**Short exercise 1:** According to the passage on Birch's Views of Philadelphia, how many subscribers were there to the initial printing?
**Short exercise 2:** Reproduce word for word everything in the passage on Birch's Views of Philadelphia from "Birch's Views of" down to "most famous work.".
**Short exercise 3:** Resume the passage on Birch's Views of Philadelphia, picking up after its last sentence.
-- begin Document --
Birch's Views of Philadelphia was an 1800 book of prints drawn and engraved by William Russell Birch (1755–1834) and his son Thomas Birch (1779–1851). The 27 illustrations of the city are extraordinarily valuable to historians because they document Philadelphia architecture and street-life at the beginning of the nineteenth century.

Formally titled The City of Philadelphia, in the State of Pennsylvania North America; as it appeared in the Year 1800, the volume was self-published by William Birch in December 1800. Birch was a British-born miniature painter and engraver, and this became his most famous work.

Philadelphia was the temporary capital of the United States when the Birches began the project in 1798, and among the 156 subscribers to the initial printing was Vice-President Thomas Jefferson. Other subscribers included British Minister to the U.S. Robert Liston, Spanish Minister to the U.S. The Chevalier d'Yrujo, former-Pennsylvania Governor Thomas Mifflin, New York City Mayor Richard Varick, the architect Benjamin Latrobe, the painter Edward Savage, and numerous members of Congress. The 1804 second edition listed former-President John Adams as a subscriber.

The views depict monuments, everyday life, and even reflect politics of the era. Plate 28 shows a technological marvel, the Water Works in Center Square, a water tower fed by steam pumps that made Philadelphia the first city in the United States with a general water-supply system. Two of the plates portray Native American delegations touring the city, and at least two plates include African Americans. Plate 29 shows the USS Frigate Philadelphia being built in a Southwark shipyard, but the engraving's ominous title, "Preparation for WAR to defend Commerce," refers to the 1798-1800 Quasi-War with France, in which hundreds of American merchant vessels were boarded or seized.
-- end Document --
-- begin Data lines --
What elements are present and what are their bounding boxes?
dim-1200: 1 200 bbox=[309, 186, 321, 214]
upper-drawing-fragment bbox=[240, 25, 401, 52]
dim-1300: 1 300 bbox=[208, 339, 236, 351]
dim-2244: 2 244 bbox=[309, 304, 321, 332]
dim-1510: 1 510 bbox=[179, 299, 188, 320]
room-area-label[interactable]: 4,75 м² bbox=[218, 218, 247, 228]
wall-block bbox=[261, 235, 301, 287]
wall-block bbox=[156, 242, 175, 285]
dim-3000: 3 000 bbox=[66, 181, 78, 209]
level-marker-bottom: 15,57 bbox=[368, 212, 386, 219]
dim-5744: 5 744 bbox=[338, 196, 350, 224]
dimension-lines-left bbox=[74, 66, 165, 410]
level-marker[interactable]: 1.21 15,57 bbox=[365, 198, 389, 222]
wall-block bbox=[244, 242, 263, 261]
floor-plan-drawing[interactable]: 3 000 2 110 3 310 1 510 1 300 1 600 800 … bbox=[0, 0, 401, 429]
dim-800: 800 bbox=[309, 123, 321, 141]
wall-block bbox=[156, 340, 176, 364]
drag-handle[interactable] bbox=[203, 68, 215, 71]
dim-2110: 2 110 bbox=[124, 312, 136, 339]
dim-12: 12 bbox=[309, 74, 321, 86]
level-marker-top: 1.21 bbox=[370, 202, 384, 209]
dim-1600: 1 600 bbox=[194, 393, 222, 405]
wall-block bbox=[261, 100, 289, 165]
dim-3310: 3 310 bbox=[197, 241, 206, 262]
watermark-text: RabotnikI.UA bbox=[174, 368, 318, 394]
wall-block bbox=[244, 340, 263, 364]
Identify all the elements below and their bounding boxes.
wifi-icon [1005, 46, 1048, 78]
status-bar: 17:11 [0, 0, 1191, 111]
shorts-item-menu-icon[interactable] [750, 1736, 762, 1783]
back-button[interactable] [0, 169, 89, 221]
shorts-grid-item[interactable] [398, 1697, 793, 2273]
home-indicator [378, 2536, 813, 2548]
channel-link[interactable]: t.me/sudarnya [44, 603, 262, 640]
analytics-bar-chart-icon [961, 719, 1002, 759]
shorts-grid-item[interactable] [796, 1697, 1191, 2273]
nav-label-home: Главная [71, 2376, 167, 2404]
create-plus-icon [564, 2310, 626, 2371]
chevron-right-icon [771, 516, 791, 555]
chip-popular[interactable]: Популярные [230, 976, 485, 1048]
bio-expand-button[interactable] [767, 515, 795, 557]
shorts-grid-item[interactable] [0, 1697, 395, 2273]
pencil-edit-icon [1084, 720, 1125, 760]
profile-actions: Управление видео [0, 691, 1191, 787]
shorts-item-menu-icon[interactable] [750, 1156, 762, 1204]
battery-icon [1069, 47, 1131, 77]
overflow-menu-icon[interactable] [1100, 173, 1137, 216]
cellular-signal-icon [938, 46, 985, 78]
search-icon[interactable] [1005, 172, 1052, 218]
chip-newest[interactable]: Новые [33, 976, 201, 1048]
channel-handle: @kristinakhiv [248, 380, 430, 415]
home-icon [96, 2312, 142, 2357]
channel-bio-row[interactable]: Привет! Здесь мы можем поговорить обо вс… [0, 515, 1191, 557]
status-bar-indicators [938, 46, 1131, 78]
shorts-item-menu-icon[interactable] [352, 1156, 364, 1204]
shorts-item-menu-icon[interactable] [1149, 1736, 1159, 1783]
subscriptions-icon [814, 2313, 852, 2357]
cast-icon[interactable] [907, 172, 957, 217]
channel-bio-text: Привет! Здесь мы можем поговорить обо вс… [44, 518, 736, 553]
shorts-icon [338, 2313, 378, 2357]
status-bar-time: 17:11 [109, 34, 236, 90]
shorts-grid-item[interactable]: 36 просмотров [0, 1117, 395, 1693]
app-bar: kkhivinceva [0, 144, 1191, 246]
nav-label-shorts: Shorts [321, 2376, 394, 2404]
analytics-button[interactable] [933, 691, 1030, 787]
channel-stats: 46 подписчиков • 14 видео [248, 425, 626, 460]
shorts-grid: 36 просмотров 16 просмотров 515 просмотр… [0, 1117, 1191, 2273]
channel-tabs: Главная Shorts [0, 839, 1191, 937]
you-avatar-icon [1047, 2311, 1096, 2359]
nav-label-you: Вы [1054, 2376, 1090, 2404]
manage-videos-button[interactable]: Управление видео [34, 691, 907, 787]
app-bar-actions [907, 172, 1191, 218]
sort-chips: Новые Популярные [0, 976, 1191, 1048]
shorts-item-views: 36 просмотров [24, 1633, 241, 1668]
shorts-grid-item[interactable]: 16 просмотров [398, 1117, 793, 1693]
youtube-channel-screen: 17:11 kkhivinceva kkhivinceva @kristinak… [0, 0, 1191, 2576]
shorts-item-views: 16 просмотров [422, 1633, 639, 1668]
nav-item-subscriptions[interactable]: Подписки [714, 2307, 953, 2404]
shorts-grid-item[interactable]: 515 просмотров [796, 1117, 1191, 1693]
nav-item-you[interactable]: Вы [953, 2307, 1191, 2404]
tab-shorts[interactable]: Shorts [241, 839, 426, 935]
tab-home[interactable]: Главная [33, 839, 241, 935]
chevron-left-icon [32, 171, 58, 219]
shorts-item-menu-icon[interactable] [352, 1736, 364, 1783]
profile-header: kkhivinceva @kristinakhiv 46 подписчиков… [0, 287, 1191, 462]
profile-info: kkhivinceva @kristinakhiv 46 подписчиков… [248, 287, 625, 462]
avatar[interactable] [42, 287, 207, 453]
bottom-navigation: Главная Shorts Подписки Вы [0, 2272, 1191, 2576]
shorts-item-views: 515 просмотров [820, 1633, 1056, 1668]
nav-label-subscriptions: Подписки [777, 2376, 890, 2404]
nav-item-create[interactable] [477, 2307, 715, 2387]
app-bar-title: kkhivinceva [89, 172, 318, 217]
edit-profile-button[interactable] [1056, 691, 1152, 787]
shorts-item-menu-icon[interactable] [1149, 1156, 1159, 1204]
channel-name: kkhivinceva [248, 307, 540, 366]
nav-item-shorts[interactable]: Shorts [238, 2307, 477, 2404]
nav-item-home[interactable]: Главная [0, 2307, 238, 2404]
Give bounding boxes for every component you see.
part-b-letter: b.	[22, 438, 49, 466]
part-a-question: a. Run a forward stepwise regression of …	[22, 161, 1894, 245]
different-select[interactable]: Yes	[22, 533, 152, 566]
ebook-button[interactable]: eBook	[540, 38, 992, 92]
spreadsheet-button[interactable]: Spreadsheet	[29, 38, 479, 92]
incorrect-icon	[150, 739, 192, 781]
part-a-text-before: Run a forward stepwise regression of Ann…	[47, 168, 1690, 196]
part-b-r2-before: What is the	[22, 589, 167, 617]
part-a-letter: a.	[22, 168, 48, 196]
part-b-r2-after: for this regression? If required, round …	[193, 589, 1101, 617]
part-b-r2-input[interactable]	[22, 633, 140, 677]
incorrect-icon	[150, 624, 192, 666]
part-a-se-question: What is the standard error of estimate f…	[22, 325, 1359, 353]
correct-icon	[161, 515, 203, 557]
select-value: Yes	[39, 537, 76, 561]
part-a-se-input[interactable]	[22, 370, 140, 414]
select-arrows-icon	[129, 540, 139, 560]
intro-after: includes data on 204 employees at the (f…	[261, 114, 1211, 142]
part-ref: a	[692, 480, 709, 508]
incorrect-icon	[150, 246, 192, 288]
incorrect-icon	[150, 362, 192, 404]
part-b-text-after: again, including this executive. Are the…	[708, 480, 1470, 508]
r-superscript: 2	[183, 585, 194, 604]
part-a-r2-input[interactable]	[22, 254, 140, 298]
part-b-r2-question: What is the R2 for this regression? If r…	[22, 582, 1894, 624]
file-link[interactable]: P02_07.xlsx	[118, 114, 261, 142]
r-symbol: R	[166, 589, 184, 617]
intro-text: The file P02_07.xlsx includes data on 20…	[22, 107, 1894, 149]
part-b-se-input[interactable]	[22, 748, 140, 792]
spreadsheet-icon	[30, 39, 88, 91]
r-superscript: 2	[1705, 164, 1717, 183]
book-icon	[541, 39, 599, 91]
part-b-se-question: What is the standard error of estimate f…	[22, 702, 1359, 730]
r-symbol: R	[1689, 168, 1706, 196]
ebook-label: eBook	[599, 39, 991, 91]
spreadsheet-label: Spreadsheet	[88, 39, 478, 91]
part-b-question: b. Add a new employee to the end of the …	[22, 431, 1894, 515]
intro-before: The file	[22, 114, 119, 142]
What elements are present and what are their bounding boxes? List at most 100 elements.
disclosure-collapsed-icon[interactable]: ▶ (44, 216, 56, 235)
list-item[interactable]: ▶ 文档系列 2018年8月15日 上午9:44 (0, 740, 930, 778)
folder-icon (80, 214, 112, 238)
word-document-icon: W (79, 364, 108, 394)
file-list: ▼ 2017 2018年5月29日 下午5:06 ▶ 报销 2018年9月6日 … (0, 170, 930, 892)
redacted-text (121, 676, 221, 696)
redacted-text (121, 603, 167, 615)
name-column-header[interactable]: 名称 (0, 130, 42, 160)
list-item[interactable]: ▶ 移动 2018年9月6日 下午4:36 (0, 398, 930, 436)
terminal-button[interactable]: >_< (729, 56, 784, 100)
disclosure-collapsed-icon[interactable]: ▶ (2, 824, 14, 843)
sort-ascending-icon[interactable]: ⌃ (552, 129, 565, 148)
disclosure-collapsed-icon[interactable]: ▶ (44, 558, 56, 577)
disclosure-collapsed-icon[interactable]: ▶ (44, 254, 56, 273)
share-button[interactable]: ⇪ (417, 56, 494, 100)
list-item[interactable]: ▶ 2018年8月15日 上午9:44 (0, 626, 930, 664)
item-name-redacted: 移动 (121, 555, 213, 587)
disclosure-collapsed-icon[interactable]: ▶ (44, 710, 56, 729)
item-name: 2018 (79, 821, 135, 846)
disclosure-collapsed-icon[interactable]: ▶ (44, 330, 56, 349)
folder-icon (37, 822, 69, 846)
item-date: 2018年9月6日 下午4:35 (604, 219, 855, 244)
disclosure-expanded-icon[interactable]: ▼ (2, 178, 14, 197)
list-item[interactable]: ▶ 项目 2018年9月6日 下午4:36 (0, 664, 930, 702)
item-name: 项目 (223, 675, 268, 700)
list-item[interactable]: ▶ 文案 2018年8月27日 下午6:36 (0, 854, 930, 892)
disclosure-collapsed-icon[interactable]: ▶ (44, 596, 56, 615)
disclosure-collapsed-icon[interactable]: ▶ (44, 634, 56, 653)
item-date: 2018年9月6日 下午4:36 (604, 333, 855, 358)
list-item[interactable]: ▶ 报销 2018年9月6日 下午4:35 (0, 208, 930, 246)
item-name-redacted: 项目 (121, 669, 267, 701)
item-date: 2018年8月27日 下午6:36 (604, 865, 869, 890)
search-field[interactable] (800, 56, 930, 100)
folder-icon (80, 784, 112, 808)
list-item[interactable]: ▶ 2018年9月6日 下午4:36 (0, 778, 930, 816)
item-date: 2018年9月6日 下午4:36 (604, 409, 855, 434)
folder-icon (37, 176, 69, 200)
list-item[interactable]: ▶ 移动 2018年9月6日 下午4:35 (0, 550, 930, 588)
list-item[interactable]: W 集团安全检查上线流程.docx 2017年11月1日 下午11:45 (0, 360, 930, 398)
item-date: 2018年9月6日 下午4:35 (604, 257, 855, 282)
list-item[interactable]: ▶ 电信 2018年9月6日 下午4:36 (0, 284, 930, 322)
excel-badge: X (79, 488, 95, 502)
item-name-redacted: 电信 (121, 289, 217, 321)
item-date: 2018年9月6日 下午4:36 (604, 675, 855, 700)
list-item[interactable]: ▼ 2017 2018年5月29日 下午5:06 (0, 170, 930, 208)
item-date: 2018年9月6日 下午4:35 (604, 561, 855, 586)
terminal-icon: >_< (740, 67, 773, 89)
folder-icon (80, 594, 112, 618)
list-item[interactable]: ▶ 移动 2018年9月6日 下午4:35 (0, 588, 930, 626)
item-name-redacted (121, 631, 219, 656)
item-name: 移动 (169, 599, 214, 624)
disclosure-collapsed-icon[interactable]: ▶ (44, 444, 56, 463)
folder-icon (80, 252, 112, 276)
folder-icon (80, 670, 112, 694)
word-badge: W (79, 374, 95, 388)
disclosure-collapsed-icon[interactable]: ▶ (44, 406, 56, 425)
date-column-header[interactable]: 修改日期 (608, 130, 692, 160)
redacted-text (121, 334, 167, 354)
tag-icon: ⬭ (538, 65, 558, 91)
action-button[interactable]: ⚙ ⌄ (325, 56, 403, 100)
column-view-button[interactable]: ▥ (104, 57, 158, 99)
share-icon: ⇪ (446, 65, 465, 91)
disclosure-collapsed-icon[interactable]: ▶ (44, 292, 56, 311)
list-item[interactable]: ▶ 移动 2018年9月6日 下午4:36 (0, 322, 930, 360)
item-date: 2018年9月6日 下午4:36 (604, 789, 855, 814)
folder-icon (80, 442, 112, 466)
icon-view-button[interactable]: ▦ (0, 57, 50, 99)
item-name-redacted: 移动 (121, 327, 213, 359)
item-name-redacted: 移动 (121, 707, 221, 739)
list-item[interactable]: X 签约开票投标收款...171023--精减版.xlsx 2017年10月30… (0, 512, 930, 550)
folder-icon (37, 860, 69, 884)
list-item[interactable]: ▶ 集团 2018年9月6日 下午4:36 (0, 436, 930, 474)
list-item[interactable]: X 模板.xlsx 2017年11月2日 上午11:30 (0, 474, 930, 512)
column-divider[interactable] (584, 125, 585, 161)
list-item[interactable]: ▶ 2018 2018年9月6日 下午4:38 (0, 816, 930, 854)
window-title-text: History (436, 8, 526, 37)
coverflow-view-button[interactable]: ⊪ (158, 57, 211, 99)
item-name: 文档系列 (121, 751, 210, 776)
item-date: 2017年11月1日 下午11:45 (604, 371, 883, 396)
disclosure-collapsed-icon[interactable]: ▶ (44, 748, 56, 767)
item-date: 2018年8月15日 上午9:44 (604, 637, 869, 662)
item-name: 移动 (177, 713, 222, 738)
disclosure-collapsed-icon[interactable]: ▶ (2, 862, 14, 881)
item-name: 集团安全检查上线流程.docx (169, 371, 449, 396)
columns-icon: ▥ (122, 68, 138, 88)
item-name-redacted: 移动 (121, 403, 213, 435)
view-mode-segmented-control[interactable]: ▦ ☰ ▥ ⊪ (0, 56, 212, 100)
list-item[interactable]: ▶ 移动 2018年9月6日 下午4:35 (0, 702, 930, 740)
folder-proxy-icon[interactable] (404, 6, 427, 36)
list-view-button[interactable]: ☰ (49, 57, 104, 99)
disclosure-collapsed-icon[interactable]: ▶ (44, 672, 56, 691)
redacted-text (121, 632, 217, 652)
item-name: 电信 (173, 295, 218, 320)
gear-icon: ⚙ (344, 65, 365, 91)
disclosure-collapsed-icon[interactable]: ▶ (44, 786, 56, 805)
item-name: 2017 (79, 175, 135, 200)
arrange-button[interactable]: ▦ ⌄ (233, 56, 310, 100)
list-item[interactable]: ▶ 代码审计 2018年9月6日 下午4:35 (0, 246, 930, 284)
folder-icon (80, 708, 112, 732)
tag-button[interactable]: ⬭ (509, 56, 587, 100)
-- end Data lines --
**Expected output 1:** 156

**Expected output 2:**
Birch's Views of Philadelphia was an 1800 book of prints drawn and engraved by William Russell Birch (1755–1834) and his son Thomas Birch (1779–1851). The 27 illustrations of the city are extraordinarily valuable to historians because they document Philadelphia architecture and street-life at the beginning of the nineteenth century.

Formally titled The City of Philadelphia, in the State of Pennsylvania North America; as it appeared in the Year 1800, the volume was self-published by William Birch in December 1800. Birch was a British-born miniature painter and engraver, and this became his most famous work.

**Expected output 3:**
The Birches created additional views, and updated old ones — notably, reworking a view of Market Street to show the December 26, 1799 national funeral procession for George Washington. Birch's Views sold well and went into multiple editions, inspiring the pair to publish similar collected views of New York City, and of suburban estates surrounding Philadelphia and Baltimore.

First edition

Later editions
William and Thomas Birch published a second edition in 1804, a third edition in 1809, and a fourth (and final) edition in 1828.

References

External links
William Birch, The Country Seats of the United States (1808), Emily T. Cooperman, ed. (University of Pennsylvania Press, 2008).
Emily T. Cooperman & Lea Carson Sherk, William Birch: Picturing the American Scene (University of Pennsylvania Press, 2010).
Martin P. Snyder, "William Birch: His Philadelphia Views," Pennsylvania Magazine of History and Biography, vol. 73 (1949), pp. 271–315.
Martin P. Snyder, "Birch's Philadelphia Views: New Discoveries," Pennsylvania Magazine of History and Biography, vol. 88 (1964), pp. 164–173.
S. Robert Teitelman, Birch's Views of Philadelphia: a reduced facsimile of 'The City of Philadelphia-- as it appeared in the Year 1800': with photographs of the sites in 1960 & 1982. (Free Library of Philadelphia, 1982).
S. Robert Teitelman, Birch's Views of Philadelphia: A 200th Anniversary Edition. (Free Library of Philadelphia, 2000).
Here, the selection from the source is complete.